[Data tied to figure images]
--- START ---

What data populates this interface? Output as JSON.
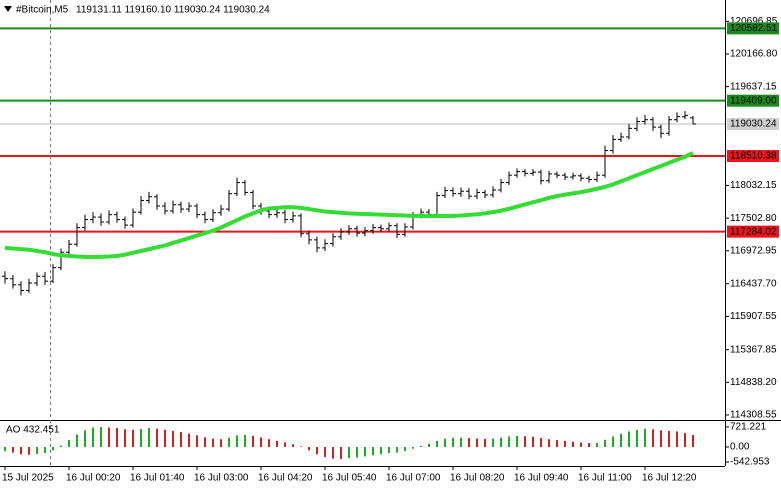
{
  "chart_data": {
    "type": "ohlc",
    "title": "#Bitcoin,M5",
    "header_ohlc": "119131.11 119160.10 119030.24 119030.24",
    "color": "#000000",
    "categories": [
      "15 Jul 2025",
      null,
      null,
      null,
      null,
      null,
      null,
      null,
      "16 Jul 00:20",
      null,
      null,
      null,
      null,
      null,
      null,
      null,
      "16 Jul 01:40",
      null,
      null,
      null,
      null,
      null,
      null,
      null,
      "16 Jul 03:00",
      null,
      null,
      null,
      null,
      null,
      null,
      null,
      "16 Jul 04:20",
      null,
      null,
      null,
      null,
      null,
      null,
      null,
      "16 Jul 05:40",
      null,
      null,
      null,
      null,
      null,
      null,
      null,
      "16 Jul 07:00",
      null,
      null,
      null,
      null,
      null,
      null,
      null,
      "16 Jul 08:20",
      null,
      null,
      null,
      null,
      null,
      null,
      null,
      "16 Jul 09:40",
      null,
      null,
      null,
      null,
      null,
      null,
      null,
      "16 Jul 11:00",
      null,
      null,
      null,
      null,
      null,
      null,
      null,
      "16 Jul 12:20",
      null,
      null,
      null,
      null,
      null,
      null
    ],
    "open": [
      116560,
      116520,
      116420,
      116330,
      116450,
      116560,
      116480,
      116700,
      116950,
      117080,
      117350,
      117480,
      117520,
      117440,
      117560,
      117480,
      117390,
      117600,
      117790,
      117850,
      117700,
      117620,
      117720,
      117650,
      117700,
      117560,
      117480,
      117590,
      117650,
      117900,
      118080,
      117920,
      117700,
      117620,
      117560,
      117590,
      117480,
      117540,
      117250,
      117150,
      117020,
      117090,
      117200,
      117280,
      117330,
      117260,
      117300,
      117350,
      117330,
      117380,
      117240,
      117360,
      117540,
      117600,
      117560,
      117870,
      117950,
      117900,
      117940,
      117860,
      117920,
      117880,
      117960,
      118080,
      118200,
      118260,
      118230,
      118250,
      118110,
      118220,
      118200,
      118170,
      118190,
      118150,
      118130,
      118200,
      118600,
      118780,
      118820,
      118960,
      119070,
      119100,
      118980,
      118880,
      119100,
      119150,
      119131.11
    ],
    "high": [
      116640,
      116580,
      116480,
      116520,
      116620,
      116630,
      116760,
      117010,
      117150,
      117420,
      117560,
      117600,
      117580,
      117630,
      117610,
      117530,
      117660,
      117860,
      117930,
      117890,
      117760,
      117790,
      117770,
      117760,
      117740,
      117610,
      117650,
      117720,
      117960,
      118160,
      118120,
      117960,
      117750,
      117680,
      117660,
      117640,
      117610,
      117580,
      117300,
      117200,
      117160,
      117260,
      117340,
      117390,
      117380,
      117360,
      117410,
      117400,
      117430,
      117420,
      117420,
      117600,
      117660,
      117650,
      117930,
      118010,
      118000,
      118000,
      117990,
      117980,
      117960,
      118020,
      118140,
      118260,
      118310,
      118300,
      118300,
      118290,
      118270,
      118260,
      118240,
      118240,
      118230,
      118190,
      118260,
      118680,
      118850,
      118890,
      119030,
      119140,
      119180,
      119140,
      119020,
      119160,
      119220,
      119240,
      119160.1
    ],
    "low": [
      116440,
      116360,
      116250,
      116290,
      116400,
      116420,
      116450,
      116660,
      116900,
      117040,
      117300,
      117420,
      117380,
      117400,
      117430,
      117330,
      117350,
      117560,
      117740,
      117640,
      117560,
      117580,
      117590,
      117600,
      117500,
      117420,
      117440,
      117540,
      117610,
      117860,
      117870,
      117650,
      117560,
      117500,
      117510,
      117420,
      117430,
      117190,
      117080,
      116950,
      116970,
      117040,
      117150,
      117230,
      117200,
      117210,
      117250,
      117280,
      117290,
      117180,
      117200,
      117320,
      117500,
      117510,
      117520,
      117830,
      117850,
      117850,
      117810,
      117810,
      117830,
      117840,
      117920,
      118040,
      118160,
      118180,
      118190,
      118050,
      118070,
      118150,
      118120,
      118130,
      118100,
      118080,
      118090,
      118160,
      118550,
      118740,
      118780,
      118910,
      119020,
      118920,
      118800,
      118840,
      119060,
      119110,
      119030.24
    ],
    "close": [
      116520,
      116420,
      116330,
      116450,
      116560,
      116480,
      116700,
      116950,
      117080,
      117350,
      117480,
      117520,
      117440,
      117560,
      117480,
      117390,
      117600,
      117790,
      117850,
      117700,
      117620,
      117720,
      117650,
      117700,
      117560,
      117480,
      117590,
      117650,
      117900,
      118080,
      117920,
      117700,
      117620,
      117560,
      117590,
      117480,
      117540,
      117250,
      117150,
      117020,
      117090,
      117200,
      117280,
      117330,
      117260,
      117300,
      117350,
      117330,
      117380,
      117240,
      117360,
      117540,
      117600,
      117560,
      117870,
      117950,
      117900,
      117940,
      117860,
      117920,
      117880,
      117960,
      118080,
      118200,
      118260,
      118230,
      118250,
      118110,
      118220,
      118200,
      118170,
      118190,
      118150,
      118130,
      118200,
      118600,
      118780,
      118820,
      118960,
      119070,
      119100,
      118980,
      118880,
      119100,
      119150,
      119170,
      119030.24
    ],
    "ma": {
      "color": "#33dd33",
      "values": [
        117020,
        117010,
        117000,
        116990,
        116970,
        116950,
        116920,
        116900,
        116890,
        116880,
        116875,
        116872,
        116875,
        116880,
        116890,
        116910,
        116940,
        116970,
        117000,
        117030,
        117060,
        117100,
        117140,
        117180,
        117220,
        117260,
        117300,
        117350,
        117410,
        117470,
        117530,
        117580,
        117630,
        117660,
        117670,
        117680,
        117680,
        117670,
        117650,
        117630,
        117610,
        117600,
        117590,
        117580,
        117575,
        117570,
        117565,
        117560,
        117555,
        117550,
        117545,
        117540,
        117537,
        117535,
        117535,
        117537,
        117540,
        117545,
        117555,
        117565,
        117580,
        117600,
        117625,
        117655,
        117690,
        117725,
        117760,
        117795,
        117830,
        117860,
        117885,
        117905,
        117925,
        117950,
        117980,
        118010,
        118050,
        118100,
        118150,
        118200,
        118250,
        118300,
        118350,
        118400,
        118450,
        118500,
        118560
      ]
    },
    "levels": [
      {
        "value": 120582.51,
        "color": "#1a8a1a"
      },
      {
        "value": 119409,
        "label": "119409.00",
        "color": "#1a8a1a"
      },
      {
        "value": 118510.38,
        "color": "#e8141e"
      },
      {
        "value": 117284.02,
        "color": "#e8141e"
      }
    ],
    "last_price": 119030.24,
    "ylim": [
      114227,
      121043
    ],
    "yticks": [
      120696.85,
      {
        "value": 120166.8,
        "label": "120166.80"
      },
      119637.15,
      118032.15,
      {
        "value": 117502.8,
        "label": "117502.80"
      },
      116972.95,
      {
        "value": 116437.7,
        "label": "116437.70"
      },
      115907.55,
      115367.85,
      {
        "value": 114838.2,
        "label": "114838.20"
      },
      114308.55
    ],
    "ao": {
      "label": "AO 432.451",
      "up_color": "#22aa22",
      "down_color": "#cc2222",
      "ylim": [
        -684,
        972
      ],
      "yticks": [
        721.221,
        {
          "value": 0,
          "label": "0.00"
        },
        -542.953
      ],
      "values": [
        -150,
        -200,
        -260,
        -280,
        -250,
        -220,
        -120,
        50,
        250,
        450,
        600,
        700,
        720,
        700,
        680,
        640,
        620,
        650,
        680,
        660,
        620,
        580,
        540,
        480,
        420,
        350,
        300,
        280,
        330,
        420,
        440,
        400,
        340,
        280,
        220,
        160,
        100,
        20,
        -120,
        -260,
        -360,
        -420,
        -430,
        -400,
        -380,
        -340,
        -300,
        -260,
        -220,
        -200,
        -150,
        -60,
        40,
        120,
        220,
        300,
        330,
        340,
        320,
        300,
        290,
        300,
        340,
        380,
        400,
        390,
        370,
        320,
        280,
        250,
        220,
        190,
        160,
        140,
        150,
        260,
        380,
        480,
        560,
        620,
        660,
        640,
        600,
        580,
        560,
        500,
        432.451
      ]
    }
  }
}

--- END ---

(AIM OF THE EXERCISE)
Where a line contains "label", copy that line.

(WORKED ANSWER)
        "label": "119409.00",
        "label": "120166.80"
        "label": "117502.80"
        "label": "116437.70"
        "label": "114838.20"
      "label": "AO 432.451",
          "label": "0.00"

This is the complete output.